| Aim of the task |
Find the string "imagination" in the entries and copy each line that has it.

===== Dataset rows

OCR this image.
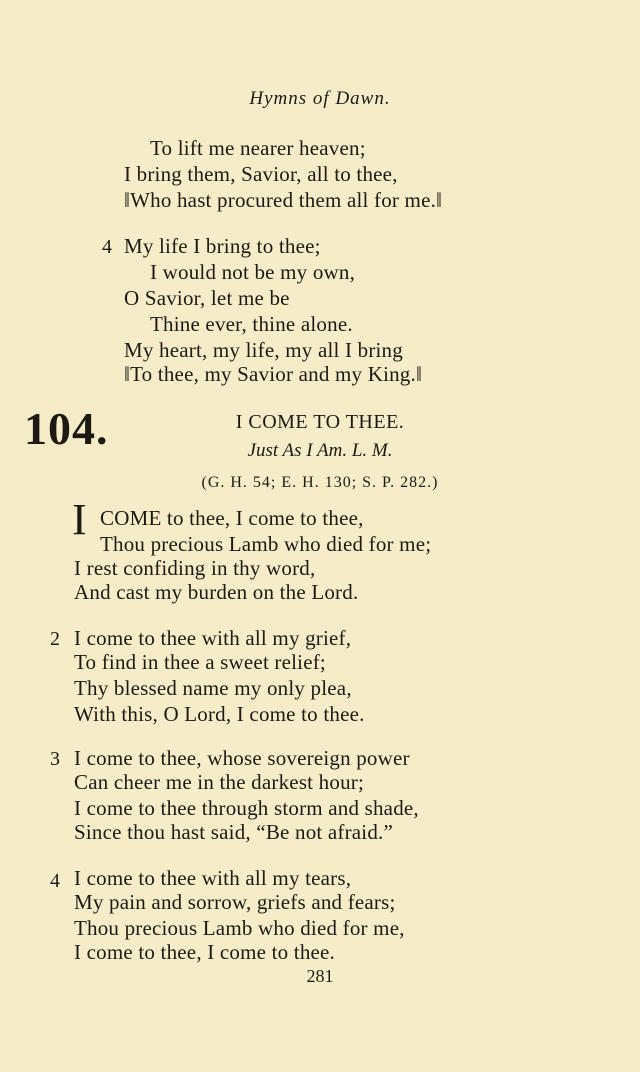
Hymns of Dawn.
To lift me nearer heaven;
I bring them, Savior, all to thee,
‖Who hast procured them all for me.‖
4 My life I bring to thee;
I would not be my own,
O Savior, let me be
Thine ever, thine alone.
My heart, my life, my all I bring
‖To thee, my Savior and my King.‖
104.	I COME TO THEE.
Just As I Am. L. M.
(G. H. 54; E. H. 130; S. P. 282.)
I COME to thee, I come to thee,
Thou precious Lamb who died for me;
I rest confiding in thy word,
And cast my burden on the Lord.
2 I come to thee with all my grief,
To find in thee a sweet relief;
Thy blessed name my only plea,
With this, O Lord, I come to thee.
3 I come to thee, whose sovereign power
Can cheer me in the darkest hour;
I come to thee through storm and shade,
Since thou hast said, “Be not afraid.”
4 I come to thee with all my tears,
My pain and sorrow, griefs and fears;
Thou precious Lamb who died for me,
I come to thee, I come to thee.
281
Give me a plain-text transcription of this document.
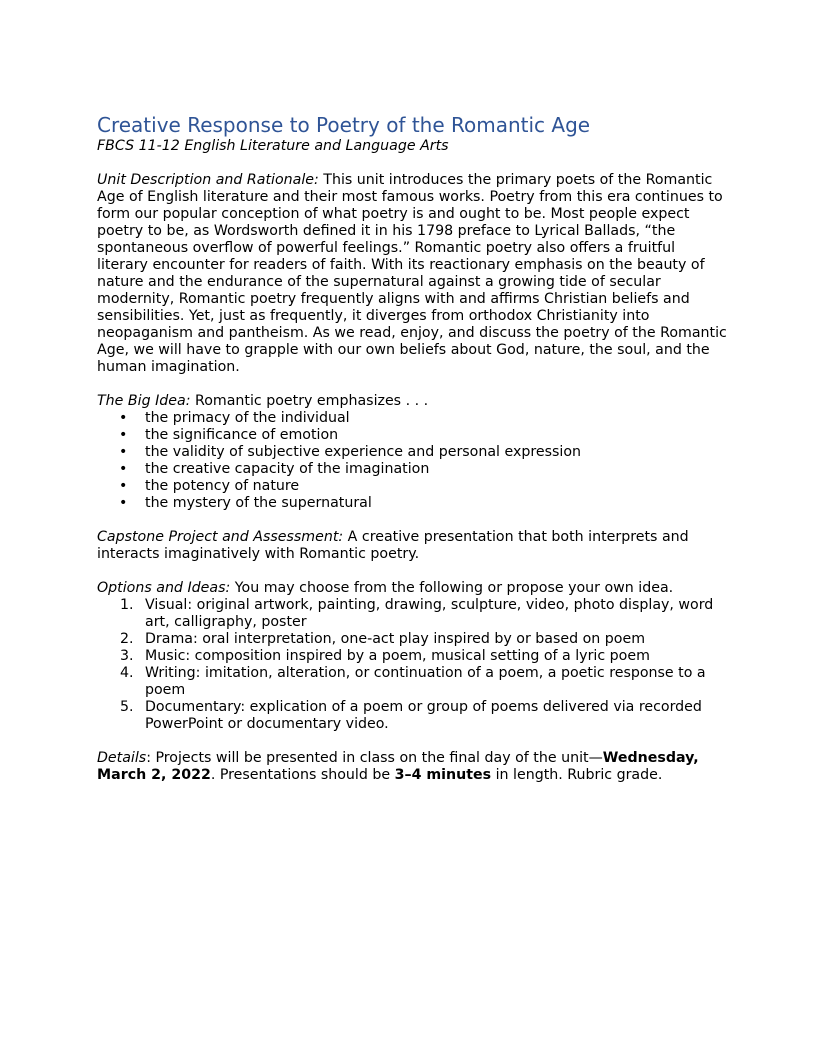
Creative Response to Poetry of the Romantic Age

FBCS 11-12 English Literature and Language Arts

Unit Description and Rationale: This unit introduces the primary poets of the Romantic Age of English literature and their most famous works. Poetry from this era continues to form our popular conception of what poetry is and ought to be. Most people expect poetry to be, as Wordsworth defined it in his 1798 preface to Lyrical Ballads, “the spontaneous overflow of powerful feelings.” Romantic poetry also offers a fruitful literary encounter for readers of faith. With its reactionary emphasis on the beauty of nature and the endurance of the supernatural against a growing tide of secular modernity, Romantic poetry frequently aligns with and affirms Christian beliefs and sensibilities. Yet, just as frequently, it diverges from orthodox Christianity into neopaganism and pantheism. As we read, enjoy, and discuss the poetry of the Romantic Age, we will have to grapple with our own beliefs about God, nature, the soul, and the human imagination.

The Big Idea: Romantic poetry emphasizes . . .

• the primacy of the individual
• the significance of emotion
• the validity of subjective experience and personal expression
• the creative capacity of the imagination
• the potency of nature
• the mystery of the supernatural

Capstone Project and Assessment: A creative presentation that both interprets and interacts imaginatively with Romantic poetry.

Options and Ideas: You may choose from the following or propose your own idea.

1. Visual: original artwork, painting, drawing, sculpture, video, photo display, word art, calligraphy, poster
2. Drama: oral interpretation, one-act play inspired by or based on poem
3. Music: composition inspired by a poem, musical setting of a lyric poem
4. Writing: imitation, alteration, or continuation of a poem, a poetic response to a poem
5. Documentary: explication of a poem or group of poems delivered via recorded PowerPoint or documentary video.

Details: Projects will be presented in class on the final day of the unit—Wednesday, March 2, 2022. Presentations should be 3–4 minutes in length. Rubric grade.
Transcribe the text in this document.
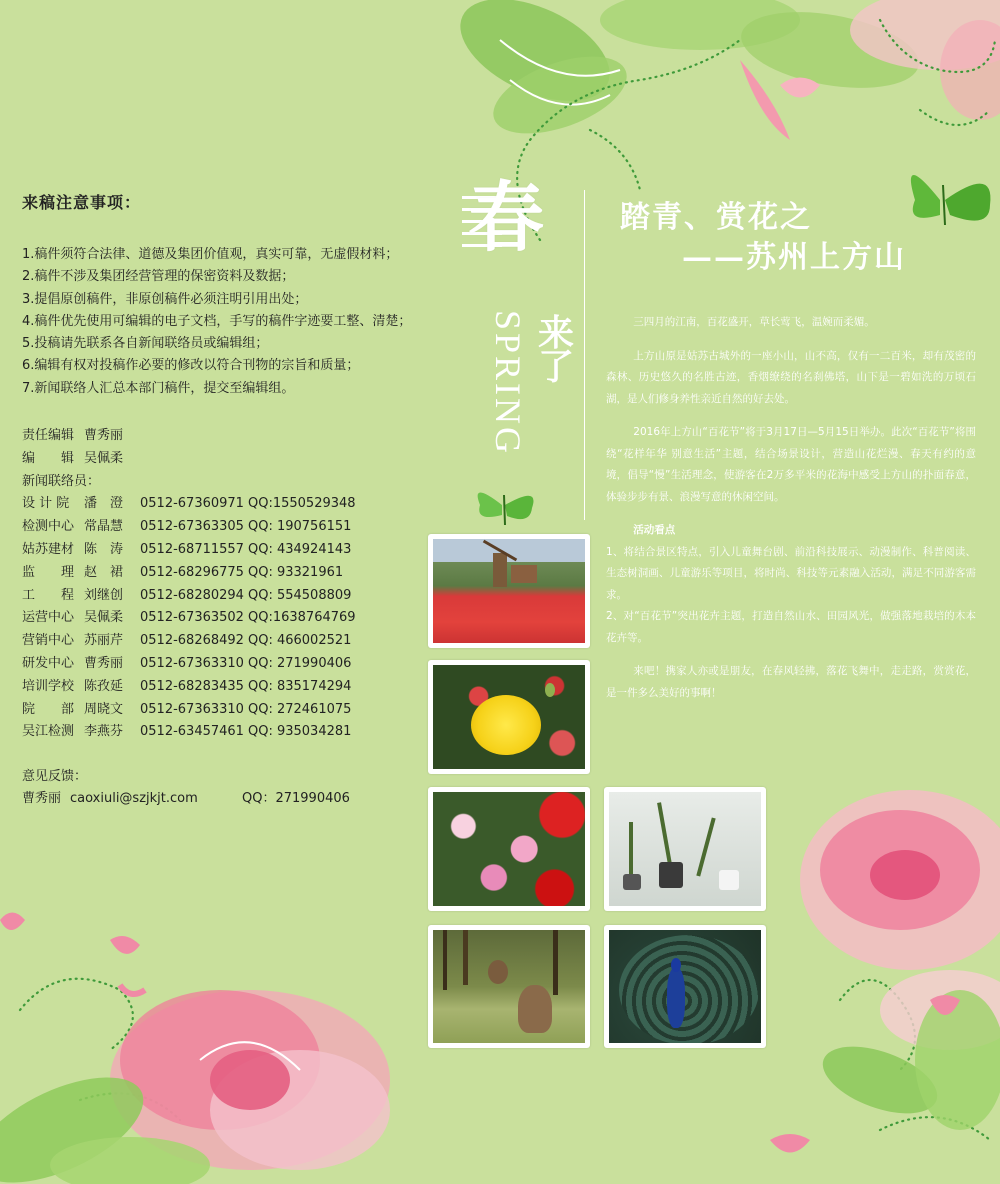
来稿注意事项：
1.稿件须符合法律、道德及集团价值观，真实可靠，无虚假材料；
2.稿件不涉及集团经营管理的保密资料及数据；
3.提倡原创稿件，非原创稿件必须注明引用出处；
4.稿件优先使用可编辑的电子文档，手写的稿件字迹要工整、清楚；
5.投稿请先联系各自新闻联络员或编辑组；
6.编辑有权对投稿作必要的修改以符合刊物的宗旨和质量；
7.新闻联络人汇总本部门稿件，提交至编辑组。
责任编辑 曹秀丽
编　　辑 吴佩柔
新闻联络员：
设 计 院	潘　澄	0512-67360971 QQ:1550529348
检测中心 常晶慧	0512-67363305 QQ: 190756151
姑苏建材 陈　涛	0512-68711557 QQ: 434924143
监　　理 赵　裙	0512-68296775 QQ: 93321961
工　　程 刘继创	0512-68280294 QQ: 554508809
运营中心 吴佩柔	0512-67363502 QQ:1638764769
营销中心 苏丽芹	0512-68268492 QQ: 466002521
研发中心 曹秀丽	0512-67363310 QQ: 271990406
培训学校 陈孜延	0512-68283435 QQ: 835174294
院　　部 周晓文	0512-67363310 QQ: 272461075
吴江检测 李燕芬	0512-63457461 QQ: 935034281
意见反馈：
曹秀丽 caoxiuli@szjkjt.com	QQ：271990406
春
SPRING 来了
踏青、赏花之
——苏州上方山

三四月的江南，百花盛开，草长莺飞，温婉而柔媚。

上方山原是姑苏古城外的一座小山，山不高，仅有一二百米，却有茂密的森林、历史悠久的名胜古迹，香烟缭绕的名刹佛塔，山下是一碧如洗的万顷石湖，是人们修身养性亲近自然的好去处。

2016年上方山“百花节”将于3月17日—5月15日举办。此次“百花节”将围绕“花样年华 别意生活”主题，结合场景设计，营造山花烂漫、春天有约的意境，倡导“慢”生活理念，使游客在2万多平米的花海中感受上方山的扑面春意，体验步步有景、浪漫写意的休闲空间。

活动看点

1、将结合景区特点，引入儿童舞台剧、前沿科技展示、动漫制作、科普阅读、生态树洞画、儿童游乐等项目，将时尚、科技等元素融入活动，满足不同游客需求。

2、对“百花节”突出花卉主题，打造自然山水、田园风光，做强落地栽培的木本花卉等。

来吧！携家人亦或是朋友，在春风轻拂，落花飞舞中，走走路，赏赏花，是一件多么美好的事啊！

==========
===== Dataset rows

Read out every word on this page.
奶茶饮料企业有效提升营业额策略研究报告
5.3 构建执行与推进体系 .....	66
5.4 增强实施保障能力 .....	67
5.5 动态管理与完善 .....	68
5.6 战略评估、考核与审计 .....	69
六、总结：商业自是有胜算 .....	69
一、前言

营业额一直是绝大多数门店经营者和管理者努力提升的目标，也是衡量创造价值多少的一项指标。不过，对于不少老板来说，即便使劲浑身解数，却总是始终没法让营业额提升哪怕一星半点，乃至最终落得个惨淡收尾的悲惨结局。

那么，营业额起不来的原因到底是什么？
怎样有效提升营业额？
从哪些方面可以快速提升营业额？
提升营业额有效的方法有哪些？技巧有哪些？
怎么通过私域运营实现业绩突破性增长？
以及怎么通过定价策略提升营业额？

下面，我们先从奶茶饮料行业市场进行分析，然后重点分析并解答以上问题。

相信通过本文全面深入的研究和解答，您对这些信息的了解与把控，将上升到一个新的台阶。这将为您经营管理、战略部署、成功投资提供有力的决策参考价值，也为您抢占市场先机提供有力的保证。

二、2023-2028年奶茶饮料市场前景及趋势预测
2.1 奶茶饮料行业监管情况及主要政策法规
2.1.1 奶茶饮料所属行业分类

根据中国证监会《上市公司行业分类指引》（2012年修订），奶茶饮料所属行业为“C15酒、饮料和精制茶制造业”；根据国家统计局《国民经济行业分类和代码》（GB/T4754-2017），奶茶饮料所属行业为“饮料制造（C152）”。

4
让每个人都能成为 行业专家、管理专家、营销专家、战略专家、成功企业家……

==========

| Expected answer |
Unit Description and Rationale: This unit introduces the primary poets of the Romantic Age of English literature and their most famous works. Poetry from this era continues to form our popular conception of what poetry is and ought to be. Most people expect poetry to be, as Wordsworth defined it in his 1798 preface to Lyrical Ballads, “the spontaneous overflow of powerful feelings.” Romantic poetry also offers a fruitful literary encounter for readers of faith. With its reactionary emphasis on the beauty of nature and the endurance of the supernatural against a growing tide of secular modernity, Romantic poetry frequently aligns with and affirms Christian beliefs and sensibilities. Yet, just as frequently, it diverges from orthodox Christianity into neopaganism and pantheism. As we read, enjoy, and discuss the poetry of the Romantic Age, we will have to grapple with our own beliefs about God, nature, the soul, and the human imagination.
• the creative capacity of the imagination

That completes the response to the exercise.